[SUPPLIED DATA]:

▬▬▬▬▬▬▬▬▬▬

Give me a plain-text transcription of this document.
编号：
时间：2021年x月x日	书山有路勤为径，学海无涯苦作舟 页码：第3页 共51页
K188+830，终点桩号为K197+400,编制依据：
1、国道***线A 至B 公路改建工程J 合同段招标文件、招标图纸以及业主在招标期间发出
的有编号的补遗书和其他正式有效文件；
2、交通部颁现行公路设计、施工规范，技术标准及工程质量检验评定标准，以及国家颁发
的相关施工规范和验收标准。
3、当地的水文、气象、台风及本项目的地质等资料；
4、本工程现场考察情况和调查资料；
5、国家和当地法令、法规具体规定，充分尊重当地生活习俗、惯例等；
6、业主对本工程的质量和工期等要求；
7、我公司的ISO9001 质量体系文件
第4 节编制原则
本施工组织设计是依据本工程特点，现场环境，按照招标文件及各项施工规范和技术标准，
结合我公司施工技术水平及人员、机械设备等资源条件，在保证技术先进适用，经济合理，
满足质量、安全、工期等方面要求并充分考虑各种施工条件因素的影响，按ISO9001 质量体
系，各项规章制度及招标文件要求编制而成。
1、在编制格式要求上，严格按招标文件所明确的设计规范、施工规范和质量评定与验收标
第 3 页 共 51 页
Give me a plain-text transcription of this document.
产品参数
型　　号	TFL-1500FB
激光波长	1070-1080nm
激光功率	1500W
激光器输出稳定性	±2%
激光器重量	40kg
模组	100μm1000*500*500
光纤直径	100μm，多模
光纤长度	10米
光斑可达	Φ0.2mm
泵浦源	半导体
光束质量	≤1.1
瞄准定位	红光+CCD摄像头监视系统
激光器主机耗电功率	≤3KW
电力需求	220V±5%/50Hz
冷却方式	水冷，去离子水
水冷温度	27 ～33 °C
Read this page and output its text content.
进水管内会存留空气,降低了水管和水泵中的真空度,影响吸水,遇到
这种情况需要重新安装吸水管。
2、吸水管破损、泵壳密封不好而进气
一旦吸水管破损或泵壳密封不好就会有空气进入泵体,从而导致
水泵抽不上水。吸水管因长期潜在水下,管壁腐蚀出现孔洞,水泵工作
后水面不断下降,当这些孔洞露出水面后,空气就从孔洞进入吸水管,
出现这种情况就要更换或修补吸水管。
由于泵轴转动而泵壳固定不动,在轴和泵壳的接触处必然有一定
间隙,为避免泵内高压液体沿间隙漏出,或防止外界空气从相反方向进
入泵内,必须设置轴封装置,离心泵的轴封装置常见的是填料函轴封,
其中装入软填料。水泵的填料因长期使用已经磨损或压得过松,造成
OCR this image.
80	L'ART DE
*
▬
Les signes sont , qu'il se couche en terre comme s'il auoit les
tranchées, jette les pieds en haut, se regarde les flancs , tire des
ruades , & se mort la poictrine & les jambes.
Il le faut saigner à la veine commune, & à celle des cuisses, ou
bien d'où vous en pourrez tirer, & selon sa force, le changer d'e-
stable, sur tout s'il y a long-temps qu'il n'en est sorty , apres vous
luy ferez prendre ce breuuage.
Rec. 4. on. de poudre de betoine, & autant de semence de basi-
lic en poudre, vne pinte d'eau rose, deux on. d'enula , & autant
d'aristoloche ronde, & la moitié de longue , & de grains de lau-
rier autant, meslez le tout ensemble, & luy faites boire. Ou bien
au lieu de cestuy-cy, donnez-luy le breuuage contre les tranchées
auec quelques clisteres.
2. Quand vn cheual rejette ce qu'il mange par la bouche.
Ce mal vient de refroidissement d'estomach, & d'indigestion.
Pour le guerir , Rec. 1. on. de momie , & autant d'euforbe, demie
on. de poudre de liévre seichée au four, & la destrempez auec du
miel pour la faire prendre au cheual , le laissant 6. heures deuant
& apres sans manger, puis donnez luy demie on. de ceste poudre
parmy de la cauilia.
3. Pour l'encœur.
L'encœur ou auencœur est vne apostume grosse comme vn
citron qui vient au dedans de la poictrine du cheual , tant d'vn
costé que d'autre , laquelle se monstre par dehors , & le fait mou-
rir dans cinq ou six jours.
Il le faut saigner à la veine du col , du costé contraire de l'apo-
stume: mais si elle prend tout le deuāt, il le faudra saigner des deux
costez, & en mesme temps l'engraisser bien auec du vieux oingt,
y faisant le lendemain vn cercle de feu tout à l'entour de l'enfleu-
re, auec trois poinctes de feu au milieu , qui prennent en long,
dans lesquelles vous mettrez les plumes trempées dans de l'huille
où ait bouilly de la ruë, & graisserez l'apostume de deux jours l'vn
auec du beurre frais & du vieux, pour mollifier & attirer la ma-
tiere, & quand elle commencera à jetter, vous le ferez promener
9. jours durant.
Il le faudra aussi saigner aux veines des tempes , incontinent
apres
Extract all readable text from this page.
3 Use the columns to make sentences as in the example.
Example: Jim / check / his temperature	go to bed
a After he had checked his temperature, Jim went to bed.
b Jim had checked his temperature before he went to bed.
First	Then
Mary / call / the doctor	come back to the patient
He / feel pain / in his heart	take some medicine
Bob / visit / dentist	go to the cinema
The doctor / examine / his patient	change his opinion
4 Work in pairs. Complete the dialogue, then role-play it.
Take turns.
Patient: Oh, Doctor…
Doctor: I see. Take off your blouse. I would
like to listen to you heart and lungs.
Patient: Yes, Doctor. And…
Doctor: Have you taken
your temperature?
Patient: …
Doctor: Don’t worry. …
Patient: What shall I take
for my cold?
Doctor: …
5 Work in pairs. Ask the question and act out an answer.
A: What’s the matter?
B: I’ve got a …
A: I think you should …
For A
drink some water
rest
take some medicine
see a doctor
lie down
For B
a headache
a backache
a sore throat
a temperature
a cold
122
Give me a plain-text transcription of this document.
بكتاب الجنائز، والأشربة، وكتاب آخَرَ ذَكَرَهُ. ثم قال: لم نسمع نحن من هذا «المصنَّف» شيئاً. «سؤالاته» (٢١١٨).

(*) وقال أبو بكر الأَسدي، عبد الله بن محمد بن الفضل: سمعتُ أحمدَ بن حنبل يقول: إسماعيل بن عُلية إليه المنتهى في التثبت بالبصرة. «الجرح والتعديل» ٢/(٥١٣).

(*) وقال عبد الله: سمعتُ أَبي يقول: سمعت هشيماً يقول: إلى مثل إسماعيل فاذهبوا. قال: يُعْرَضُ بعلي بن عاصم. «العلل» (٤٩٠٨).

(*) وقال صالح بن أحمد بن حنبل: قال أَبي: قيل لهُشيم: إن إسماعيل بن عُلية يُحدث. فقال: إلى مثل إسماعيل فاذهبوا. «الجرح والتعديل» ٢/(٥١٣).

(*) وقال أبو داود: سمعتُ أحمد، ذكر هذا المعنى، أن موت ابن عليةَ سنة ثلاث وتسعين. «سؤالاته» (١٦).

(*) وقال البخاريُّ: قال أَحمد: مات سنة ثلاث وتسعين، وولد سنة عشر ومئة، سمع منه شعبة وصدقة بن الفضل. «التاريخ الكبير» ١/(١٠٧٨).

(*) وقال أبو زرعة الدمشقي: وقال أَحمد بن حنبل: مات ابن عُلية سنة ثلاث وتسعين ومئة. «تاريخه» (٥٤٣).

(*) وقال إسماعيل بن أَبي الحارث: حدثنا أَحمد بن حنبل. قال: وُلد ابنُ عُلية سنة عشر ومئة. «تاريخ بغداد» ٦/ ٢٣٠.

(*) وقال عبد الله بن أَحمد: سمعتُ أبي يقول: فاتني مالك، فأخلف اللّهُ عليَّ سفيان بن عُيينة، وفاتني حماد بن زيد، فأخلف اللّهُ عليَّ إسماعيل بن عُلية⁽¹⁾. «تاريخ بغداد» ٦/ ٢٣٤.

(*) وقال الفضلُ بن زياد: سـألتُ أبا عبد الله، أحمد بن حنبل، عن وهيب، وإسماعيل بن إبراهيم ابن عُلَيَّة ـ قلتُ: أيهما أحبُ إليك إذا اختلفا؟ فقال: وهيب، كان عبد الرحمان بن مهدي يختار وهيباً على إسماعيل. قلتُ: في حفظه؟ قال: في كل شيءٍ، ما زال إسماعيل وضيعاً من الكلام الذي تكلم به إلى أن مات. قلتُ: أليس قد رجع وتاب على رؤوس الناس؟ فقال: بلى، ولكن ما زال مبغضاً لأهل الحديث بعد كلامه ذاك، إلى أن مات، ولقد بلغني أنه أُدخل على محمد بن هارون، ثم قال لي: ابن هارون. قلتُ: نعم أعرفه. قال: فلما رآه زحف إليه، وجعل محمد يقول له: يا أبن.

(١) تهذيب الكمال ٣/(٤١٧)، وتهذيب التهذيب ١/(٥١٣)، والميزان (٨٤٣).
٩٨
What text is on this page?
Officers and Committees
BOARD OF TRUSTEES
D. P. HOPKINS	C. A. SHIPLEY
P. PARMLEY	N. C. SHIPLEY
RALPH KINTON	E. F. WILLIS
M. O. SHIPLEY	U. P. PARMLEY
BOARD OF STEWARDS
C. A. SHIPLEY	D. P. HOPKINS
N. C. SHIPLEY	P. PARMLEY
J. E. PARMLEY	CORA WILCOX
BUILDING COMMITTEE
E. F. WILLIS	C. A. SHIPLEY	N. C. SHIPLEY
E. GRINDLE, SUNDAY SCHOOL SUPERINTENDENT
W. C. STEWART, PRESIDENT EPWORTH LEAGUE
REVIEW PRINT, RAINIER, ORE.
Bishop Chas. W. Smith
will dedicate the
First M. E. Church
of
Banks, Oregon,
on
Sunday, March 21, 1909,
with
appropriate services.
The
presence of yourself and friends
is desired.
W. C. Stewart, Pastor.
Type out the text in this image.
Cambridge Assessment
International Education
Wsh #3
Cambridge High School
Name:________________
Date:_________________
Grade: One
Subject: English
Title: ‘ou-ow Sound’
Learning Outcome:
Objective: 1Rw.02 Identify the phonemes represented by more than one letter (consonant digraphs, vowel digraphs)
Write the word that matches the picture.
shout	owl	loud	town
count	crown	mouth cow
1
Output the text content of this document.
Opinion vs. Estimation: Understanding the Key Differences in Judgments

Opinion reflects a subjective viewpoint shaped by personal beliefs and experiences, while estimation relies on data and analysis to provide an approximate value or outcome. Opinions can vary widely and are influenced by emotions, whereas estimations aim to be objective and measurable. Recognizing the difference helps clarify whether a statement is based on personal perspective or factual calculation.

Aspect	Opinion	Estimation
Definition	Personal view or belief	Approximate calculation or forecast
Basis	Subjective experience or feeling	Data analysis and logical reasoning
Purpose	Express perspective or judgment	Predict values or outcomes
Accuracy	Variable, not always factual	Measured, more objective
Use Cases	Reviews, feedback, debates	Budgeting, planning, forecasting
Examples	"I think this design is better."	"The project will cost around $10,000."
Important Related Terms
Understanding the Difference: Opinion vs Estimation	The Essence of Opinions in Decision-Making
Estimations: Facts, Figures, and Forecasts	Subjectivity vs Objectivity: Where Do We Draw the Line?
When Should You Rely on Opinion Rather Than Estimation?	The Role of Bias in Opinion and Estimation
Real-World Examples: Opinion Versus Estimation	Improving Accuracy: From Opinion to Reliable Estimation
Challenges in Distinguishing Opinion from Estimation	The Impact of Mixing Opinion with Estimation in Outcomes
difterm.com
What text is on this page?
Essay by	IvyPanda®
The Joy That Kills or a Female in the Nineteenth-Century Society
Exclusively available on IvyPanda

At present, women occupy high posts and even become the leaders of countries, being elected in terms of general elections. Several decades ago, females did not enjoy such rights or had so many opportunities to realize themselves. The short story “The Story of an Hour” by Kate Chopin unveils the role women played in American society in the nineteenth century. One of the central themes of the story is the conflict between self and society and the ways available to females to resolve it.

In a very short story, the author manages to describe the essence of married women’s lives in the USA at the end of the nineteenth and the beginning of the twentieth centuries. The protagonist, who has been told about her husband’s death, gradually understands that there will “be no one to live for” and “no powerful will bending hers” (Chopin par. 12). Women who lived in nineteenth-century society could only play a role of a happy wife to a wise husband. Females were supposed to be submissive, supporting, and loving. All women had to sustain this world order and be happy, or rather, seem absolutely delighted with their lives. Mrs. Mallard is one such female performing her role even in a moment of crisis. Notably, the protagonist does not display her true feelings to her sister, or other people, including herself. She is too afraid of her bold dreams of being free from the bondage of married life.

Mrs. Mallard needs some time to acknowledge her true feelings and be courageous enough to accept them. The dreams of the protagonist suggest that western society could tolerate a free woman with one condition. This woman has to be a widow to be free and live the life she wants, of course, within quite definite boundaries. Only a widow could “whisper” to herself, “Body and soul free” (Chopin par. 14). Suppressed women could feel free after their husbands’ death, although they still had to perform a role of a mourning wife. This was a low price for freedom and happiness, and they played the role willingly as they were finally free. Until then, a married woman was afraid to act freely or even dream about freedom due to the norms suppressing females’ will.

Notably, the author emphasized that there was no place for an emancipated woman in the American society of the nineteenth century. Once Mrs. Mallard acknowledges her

▬▬▬▬▬▬▬▬▬▬

[DESCRIPTION OF THE TASK]:
Give the number of lines in the material above that have the word "played" in them, and nothing more.

[WRITTEN SOLUTION]:
2